• _THE TASK_: Select the lines that hold the word "第二天看的比全书的" and copy each one.

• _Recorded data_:
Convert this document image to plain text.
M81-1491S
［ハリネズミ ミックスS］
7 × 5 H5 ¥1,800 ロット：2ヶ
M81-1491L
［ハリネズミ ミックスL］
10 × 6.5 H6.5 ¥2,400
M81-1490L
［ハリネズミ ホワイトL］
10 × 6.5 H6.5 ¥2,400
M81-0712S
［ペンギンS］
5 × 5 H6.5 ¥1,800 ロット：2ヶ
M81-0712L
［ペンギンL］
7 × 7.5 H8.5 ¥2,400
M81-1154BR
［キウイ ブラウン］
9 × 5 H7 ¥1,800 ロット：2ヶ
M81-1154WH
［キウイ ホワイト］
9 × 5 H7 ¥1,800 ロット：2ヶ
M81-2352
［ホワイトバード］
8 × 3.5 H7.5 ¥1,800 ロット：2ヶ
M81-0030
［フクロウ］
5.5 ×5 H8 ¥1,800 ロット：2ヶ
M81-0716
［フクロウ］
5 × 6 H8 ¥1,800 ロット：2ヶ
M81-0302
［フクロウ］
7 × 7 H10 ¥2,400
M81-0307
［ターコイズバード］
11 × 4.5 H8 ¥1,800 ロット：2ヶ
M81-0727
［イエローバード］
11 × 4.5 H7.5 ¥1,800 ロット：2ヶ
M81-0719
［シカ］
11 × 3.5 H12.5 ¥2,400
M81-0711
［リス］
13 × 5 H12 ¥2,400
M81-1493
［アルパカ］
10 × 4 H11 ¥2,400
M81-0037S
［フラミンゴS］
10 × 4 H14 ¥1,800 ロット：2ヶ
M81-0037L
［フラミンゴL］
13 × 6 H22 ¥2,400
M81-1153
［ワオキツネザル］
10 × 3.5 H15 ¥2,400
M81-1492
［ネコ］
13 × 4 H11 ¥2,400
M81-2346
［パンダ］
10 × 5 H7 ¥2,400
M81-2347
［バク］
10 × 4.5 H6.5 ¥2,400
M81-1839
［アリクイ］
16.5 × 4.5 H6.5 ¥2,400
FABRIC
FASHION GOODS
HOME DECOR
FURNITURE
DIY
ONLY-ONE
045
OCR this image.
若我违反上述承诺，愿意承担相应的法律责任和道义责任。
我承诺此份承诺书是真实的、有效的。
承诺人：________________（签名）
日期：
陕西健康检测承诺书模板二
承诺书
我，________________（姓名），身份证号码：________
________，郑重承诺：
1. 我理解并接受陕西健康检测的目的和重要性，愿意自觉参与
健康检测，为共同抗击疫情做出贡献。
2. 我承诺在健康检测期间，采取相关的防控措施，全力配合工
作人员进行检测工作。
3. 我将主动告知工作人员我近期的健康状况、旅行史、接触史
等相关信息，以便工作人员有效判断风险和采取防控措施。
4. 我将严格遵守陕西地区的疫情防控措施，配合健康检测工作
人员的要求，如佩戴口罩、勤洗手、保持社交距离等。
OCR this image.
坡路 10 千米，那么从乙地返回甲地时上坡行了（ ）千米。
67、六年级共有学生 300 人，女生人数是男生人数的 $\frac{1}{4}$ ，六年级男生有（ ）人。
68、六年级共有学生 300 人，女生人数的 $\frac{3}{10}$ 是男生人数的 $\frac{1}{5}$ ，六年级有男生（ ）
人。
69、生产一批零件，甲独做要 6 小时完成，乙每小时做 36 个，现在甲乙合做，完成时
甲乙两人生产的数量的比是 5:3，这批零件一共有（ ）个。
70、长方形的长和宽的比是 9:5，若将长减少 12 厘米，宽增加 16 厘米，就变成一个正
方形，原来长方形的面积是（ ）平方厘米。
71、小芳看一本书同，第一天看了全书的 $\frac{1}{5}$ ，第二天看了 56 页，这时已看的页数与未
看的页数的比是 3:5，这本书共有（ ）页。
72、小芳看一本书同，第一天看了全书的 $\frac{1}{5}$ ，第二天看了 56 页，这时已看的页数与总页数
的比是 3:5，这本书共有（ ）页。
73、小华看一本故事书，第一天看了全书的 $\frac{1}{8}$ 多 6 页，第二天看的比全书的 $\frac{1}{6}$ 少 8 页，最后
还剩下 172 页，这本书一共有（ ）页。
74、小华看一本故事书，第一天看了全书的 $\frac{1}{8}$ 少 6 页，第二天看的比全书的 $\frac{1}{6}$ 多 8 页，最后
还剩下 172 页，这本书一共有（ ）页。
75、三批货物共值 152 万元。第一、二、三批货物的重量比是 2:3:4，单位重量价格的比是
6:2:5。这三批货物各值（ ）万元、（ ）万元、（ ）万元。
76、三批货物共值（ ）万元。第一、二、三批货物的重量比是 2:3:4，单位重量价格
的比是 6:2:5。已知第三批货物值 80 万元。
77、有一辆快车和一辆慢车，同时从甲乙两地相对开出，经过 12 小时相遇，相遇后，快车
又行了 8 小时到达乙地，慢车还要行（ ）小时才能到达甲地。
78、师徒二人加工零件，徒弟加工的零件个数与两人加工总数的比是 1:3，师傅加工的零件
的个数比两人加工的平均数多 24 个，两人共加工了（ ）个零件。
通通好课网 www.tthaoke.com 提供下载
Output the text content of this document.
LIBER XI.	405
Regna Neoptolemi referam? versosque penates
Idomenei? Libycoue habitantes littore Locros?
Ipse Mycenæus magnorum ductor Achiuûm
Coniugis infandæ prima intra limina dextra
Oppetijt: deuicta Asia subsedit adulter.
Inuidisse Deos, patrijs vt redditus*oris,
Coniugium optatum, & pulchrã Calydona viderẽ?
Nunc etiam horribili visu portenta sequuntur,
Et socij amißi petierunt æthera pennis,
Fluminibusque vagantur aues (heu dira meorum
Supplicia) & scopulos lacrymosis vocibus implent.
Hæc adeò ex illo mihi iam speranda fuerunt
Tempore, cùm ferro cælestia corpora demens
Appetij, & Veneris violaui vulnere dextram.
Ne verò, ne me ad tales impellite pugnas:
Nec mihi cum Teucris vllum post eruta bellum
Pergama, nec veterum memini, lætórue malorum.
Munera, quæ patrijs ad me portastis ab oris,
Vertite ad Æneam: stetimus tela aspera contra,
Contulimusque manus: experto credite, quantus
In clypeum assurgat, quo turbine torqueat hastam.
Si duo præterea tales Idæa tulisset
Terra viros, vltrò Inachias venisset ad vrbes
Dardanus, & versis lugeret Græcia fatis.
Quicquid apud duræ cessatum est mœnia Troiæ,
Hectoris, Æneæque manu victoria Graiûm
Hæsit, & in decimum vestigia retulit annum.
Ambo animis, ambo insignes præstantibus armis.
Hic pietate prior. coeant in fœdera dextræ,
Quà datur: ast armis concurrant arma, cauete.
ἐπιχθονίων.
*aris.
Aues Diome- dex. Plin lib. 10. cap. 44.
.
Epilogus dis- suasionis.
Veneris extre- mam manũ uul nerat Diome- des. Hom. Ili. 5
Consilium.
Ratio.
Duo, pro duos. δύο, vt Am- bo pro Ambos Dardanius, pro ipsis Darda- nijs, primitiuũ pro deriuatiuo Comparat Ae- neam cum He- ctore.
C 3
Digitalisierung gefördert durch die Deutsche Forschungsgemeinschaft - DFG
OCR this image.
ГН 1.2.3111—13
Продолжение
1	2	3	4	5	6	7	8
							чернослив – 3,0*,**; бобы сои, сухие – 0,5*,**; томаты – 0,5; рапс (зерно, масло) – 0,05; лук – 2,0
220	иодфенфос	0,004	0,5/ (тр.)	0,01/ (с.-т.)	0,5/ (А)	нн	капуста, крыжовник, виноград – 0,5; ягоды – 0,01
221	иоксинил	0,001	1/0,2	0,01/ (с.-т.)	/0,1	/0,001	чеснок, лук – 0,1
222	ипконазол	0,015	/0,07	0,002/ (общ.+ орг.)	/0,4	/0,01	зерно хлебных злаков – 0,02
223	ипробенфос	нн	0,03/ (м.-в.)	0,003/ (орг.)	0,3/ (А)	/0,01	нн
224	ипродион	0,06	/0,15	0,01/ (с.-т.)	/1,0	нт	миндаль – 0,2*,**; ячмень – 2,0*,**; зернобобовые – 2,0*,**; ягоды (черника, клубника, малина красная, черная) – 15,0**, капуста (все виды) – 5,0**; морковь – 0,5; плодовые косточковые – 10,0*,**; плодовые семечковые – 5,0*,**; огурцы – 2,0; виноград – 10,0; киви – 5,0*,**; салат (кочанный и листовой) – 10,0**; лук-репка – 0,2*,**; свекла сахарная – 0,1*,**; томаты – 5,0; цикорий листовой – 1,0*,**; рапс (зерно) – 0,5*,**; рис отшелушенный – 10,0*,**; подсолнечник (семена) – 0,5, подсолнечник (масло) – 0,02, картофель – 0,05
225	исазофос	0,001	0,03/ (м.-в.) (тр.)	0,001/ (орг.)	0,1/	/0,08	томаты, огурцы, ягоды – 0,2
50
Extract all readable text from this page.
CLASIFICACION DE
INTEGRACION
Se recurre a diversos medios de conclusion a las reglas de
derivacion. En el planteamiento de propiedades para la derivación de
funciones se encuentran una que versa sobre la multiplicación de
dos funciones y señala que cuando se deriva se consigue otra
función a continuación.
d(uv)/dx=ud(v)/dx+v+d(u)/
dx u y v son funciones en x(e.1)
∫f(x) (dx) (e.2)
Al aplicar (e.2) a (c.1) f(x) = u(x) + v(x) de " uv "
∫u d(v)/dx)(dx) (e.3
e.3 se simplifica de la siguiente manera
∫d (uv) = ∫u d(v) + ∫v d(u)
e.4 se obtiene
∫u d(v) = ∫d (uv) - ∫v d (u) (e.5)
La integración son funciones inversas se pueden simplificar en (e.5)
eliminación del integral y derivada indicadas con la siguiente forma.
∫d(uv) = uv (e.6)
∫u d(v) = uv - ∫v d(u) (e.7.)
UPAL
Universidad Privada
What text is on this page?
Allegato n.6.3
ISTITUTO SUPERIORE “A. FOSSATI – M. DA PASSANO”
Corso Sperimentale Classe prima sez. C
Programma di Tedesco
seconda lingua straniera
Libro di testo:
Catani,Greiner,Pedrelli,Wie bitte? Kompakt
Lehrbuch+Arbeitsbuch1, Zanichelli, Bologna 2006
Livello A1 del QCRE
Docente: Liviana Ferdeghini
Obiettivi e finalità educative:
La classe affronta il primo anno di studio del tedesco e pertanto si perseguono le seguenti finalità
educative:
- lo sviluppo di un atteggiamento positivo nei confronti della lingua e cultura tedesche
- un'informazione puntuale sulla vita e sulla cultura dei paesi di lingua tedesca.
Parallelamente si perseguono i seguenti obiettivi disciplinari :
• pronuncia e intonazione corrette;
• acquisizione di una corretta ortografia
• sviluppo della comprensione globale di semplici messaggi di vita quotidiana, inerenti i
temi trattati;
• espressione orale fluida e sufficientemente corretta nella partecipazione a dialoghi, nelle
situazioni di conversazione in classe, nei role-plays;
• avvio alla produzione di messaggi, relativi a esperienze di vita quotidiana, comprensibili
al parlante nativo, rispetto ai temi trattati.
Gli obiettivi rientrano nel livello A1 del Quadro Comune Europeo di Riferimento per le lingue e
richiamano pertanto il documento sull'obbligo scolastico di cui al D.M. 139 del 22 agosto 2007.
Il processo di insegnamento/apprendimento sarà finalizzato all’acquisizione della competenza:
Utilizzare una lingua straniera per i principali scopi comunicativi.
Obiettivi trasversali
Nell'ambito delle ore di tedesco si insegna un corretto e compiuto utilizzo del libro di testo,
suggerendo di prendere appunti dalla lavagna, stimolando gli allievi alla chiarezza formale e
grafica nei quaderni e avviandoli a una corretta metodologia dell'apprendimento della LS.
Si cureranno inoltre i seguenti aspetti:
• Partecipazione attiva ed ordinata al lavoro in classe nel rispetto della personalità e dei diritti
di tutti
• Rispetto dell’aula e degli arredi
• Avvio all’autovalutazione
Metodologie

• _COMPLETE OUTPUT_:
73、小华看一本故事书，第一天看了全书的 $\frac{1}{8}$ 多 6 页，第二天看的比全书的 $\frac{1}{6}$ 少 8 页，最后
74、小华看一本故事书，第一天看了全书的 $\frac{1}{8}$ 少 6 页，第二天看的比全书的 $\frac{1}{6}$ 多 8 页，最后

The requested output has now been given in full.